[START]

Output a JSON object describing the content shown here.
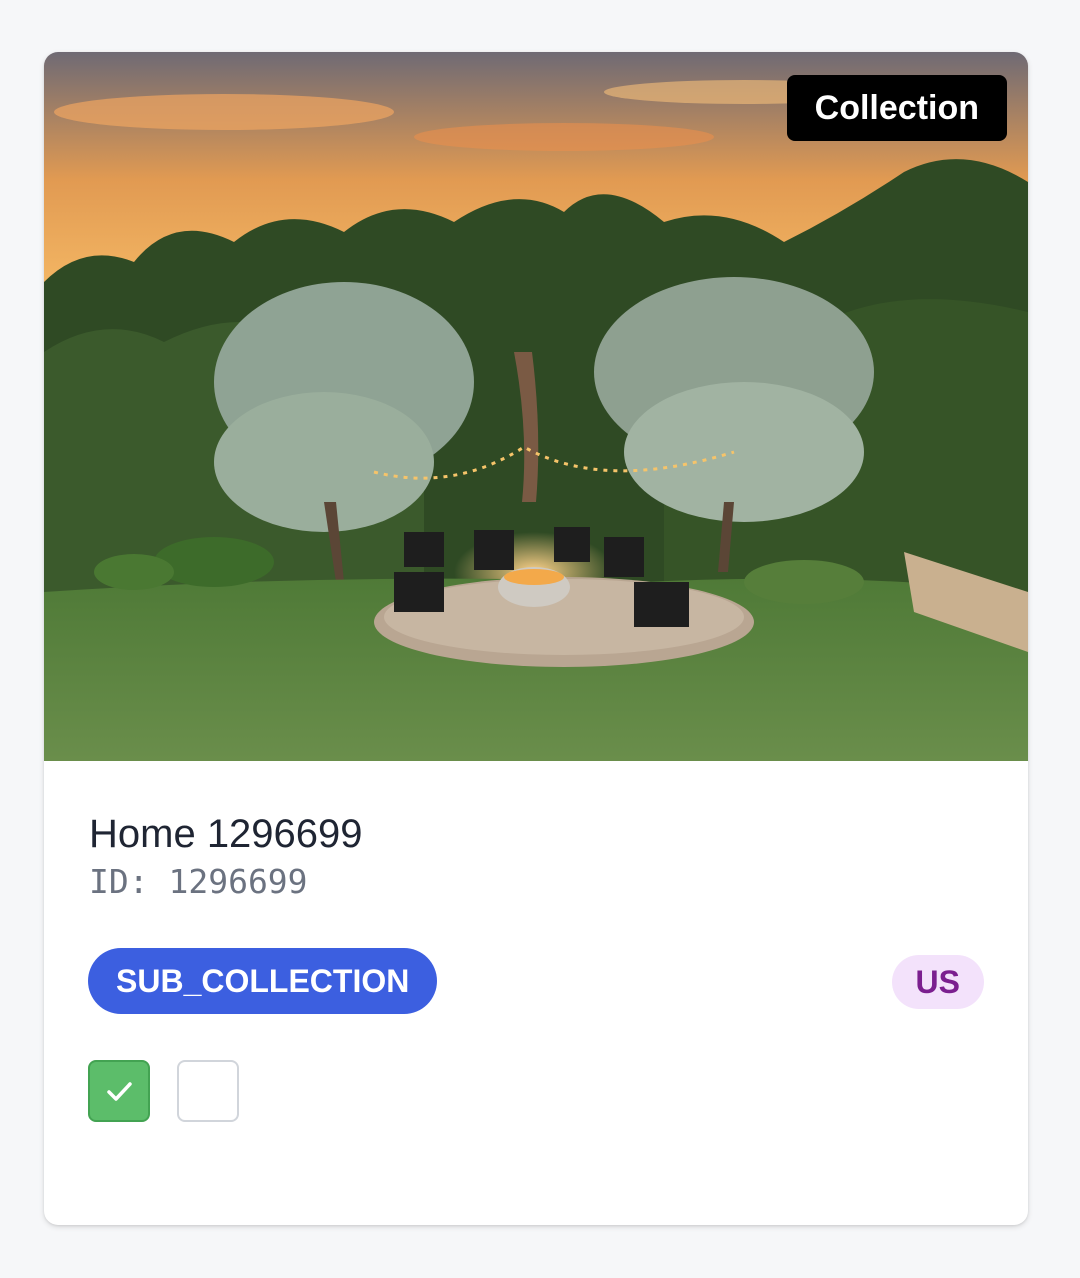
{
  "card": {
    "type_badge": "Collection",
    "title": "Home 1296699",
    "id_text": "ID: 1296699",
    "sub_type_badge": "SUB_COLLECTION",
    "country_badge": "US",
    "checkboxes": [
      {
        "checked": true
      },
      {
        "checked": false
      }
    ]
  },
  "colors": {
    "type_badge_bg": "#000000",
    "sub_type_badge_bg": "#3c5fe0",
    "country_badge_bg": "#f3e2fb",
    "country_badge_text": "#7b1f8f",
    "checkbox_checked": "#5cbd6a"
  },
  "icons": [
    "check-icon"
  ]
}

[END]

- Short exercise -
Leave the images out and output the remaining material exactly as it stands.

- Answer in full -
Output a JSON object describing the content shown here.
{
  "card": {
    "type_badge": "Collection",
    "title": "Home 1296699",
    "id_text": "ID: 1296699",
    "sub_type_badge": "SUB_COLLECTION",
    "country_badge": "US",
    "checkboxes": [
      {
        "checked": true
      },
      {
        "checked": false
      }
    ]
  },
  "colors": {
    "type_badge_bg": "#000000",
    "sub_type_badge_bg": "#3c5fe0",
    "country_badge_bg": "#f3e2fb",
    "country_badge_text": "#7b1f8f",
    "checkbox_checked": "#5cbd6a"
  },
  "icons": [
    "check-icon"
  ]
}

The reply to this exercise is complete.